Stored entries
** begin **

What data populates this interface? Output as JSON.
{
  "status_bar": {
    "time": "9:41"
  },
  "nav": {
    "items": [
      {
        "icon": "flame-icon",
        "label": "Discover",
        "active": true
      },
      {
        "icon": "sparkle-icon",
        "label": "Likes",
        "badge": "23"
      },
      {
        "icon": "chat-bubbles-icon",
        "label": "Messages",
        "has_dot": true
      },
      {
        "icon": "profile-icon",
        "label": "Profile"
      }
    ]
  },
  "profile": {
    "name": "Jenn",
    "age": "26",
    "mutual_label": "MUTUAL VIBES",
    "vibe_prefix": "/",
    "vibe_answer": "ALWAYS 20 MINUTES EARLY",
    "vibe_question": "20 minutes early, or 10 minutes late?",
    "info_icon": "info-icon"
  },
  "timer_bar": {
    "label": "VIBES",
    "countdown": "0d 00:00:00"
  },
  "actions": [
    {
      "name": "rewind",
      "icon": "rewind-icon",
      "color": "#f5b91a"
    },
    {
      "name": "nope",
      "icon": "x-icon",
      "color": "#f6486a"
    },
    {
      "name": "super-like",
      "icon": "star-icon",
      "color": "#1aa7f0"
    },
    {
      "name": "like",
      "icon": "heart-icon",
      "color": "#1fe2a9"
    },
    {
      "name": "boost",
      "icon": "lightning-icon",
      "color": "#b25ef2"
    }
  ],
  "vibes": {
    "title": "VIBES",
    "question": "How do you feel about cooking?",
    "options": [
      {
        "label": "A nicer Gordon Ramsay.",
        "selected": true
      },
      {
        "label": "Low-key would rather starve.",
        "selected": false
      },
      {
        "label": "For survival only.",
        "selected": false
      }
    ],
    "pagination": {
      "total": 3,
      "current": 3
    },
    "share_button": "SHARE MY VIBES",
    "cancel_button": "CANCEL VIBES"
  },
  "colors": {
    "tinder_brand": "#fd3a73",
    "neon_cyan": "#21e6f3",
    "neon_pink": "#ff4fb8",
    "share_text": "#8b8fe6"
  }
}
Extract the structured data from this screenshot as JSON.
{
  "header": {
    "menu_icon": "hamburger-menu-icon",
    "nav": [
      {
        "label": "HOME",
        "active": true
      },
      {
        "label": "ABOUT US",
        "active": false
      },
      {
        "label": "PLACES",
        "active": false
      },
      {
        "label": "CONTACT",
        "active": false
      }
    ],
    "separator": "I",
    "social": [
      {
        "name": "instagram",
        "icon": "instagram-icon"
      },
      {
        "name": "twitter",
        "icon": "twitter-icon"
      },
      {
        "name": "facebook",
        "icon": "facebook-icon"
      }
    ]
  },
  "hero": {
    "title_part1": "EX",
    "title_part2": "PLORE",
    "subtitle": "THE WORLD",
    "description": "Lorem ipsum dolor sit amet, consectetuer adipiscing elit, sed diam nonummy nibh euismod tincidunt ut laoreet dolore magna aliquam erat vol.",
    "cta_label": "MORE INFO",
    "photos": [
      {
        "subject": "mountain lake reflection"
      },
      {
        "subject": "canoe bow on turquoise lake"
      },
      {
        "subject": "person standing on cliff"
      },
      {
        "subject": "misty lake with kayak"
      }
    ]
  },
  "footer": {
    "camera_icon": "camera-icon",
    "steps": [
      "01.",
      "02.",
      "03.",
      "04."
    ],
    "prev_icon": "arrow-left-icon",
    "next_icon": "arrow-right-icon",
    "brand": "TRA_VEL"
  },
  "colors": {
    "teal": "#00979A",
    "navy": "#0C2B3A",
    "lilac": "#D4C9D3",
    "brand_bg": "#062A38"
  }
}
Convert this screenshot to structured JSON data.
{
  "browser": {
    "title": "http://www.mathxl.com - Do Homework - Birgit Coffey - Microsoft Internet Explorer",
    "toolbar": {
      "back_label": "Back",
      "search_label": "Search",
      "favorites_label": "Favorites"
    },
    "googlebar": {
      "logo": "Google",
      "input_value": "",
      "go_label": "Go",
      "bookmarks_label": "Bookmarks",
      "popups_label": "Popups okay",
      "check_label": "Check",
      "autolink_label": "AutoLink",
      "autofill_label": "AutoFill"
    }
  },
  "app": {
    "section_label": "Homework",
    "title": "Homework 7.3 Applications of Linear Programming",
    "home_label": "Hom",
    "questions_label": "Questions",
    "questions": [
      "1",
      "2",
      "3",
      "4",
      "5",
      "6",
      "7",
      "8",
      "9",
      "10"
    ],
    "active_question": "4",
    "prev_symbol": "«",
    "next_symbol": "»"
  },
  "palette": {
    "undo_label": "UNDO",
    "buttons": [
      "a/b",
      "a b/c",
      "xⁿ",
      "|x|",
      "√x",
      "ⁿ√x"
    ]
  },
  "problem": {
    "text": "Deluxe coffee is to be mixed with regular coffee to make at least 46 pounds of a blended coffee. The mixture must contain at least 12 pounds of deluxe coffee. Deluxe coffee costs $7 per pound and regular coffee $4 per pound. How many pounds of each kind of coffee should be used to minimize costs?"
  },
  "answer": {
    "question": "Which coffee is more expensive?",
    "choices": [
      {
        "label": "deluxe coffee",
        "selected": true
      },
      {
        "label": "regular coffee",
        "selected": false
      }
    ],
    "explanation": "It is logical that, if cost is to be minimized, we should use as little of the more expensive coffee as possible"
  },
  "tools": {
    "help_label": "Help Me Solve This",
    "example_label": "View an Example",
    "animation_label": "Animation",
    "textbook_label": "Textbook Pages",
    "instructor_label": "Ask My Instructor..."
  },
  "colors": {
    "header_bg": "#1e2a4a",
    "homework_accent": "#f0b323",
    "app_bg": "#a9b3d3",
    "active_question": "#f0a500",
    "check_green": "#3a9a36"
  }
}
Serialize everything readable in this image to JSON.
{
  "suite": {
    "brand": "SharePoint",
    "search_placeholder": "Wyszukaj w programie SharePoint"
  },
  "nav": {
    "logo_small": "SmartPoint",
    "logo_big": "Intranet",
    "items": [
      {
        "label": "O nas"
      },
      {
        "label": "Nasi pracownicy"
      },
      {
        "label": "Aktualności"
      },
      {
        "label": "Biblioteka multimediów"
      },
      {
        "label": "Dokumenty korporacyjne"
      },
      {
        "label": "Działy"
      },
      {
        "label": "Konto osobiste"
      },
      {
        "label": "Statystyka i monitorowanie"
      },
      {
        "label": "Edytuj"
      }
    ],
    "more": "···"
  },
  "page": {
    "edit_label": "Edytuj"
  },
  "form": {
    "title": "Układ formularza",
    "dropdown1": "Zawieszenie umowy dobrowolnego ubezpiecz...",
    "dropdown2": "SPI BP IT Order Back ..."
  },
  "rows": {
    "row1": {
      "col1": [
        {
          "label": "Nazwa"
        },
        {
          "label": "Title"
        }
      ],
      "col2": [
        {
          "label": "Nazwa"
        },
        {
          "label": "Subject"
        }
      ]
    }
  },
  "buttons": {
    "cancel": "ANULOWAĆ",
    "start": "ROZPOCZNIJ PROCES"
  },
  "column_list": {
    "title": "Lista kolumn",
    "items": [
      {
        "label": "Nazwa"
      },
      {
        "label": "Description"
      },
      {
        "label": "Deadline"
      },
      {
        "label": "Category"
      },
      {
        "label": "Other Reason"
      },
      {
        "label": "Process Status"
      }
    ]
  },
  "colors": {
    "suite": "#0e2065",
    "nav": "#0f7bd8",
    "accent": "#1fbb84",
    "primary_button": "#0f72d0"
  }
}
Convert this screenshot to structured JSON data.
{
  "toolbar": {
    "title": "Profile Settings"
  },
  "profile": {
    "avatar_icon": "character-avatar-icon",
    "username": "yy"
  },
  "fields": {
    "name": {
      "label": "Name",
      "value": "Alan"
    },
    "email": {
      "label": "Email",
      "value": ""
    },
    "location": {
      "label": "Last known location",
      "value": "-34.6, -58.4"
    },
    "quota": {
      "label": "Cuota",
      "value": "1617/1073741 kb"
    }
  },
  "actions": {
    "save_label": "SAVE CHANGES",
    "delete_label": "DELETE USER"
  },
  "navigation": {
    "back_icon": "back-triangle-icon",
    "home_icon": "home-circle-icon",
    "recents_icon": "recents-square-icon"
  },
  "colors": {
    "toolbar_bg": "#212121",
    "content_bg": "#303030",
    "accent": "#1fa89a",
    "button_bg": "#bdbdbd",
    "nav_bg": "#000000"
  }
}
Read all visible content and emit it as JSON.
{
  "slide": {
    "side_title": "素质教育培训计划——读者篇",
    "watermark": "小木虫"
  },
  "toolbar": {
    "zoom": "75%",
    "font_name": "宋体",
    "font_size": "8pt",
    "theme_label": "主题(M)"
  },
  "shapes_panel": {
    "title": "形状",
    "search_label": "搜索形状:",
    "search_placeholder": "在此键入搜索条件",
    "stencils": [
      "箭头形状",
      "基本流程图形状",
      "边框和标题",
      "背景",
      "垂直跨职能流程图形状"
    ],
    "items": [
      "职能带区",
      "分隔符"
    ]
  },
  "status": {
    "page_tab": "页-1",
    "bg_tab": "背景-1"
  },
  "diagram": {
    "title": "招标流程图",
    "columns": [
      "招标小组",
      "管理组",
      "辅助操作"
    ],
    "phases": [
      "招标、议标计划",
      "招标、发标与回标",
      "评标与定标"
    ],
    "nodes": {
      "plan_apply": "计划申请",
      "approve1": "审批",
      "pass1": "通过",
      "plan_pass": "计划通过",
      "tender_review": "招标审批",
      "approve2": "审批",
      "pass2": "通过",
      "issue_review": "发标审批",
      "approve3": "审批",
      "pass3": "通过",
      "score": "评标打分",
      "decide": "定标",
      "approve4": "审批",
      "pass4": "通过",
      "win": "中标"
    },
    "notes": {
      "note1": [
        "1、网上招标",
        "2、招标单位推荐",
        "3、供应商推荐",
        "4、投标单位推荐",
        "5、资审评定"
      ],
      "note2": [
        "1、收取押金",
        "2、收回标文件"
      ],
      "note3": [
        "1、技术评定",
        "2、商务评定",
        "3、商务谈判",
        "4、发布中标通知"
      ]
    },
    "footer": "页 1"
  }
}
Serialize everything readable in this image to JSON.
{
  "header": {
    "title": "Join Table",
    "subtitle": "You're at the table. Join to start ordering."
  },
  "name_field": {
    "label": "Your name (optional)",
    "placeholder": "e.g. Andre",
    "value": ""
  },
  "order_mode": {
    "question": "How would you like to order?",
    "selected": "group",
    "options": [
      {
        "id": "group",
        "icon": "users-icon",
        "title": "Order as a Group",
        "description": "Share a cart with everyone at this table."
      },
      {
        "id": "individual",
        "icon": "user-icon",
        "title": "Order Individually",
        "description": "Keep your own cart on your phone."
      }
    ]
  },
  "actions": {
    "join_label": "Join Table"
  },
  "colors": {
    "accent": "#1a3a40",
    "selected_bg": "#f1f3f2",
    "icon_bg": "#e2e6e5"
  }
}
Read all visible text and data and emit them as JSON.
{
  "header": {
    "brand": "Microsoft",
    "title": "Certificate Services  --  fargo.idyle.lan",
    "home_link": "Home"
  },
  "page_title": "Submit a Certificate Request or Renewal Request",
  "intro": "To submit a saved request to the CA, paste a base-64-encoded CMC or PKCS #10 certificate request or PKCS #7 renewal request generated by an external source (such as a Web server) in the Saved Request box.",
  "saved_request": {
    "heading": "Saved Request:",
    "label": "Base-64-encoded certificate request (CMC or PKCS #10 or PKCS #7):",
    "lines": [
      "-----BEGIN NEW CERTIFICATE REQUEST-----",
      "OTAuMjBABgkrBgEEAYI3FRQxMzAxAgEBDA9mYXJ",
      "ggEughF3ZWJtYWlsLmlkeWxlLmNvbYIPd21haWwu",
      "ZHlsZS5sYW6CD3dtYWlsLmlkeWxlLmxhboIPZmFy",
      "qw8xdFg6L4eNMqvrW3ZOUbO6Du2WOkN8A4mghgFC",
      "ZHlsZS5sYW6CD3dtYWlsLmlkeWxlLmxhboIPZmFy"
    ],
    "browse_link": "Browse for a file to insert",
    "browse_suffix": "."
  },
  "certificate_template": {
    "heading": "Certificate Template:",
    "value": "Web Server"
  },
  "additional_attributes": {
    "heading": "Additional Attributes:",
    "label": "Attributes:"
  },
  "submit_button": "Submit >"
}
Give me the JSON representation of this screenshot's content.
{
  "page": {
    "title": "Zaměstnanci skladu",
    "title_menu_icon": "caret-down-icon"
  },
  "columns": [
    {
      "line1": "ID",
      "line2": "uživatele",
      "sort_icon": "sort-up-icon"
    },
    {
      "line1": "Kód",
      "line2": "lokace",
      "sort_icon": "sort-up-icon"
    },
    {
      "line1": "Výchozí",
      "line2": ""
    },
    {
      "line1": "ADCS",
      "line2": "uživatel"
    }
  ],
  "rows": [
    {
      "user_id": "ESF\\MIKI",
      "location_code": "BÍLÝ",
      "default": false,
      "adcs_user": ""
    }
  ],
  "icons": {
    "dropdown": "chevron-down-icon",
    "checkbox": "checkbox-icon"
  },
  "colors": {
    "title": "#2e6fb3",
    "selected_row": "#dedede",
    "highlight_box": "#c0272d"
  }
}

** end **

| Objective |
Give the lines from the one containing "Give me the" through the end of the entries again, exactly as written and with no other lines.

| In response |
Give me the JSON representation of this screenshot's content.
{
  "page": {
    "title": "Zaměstnanci skladu",
    "title_menu_icon": "caret-down-icon"
  },
  "columns": [
    {
      "line1": "ID",
      "line2": "uživatele",
      "sort_icon": "sort-up-icon"
    },
    {
      "line1": "Kód",
      "line2": "lokace",
      "sort_icon": "sort-up-icon"
    },
    {
      "line1": "Výchozí",
      "line2": ""
    },
    {
      "line1": "ADCS",
      "line2": "uživatel"
    }
  ],
  "rows": [
    {
      "user_id": "ESF\\MIKI",
      "location_code": "BÍLÝ",
      "default": false,
      "adcs_user": ""
    }
  ],
  "icons": {
    "dropdown": "chevron-down-icon",
    "checkbox": "checkbox-icon"
  },
  "colors": {
    "title": "#2e6fb3",
    "selected_row": "#dedede",
    "highlight_box": "#c0272d"
  }
}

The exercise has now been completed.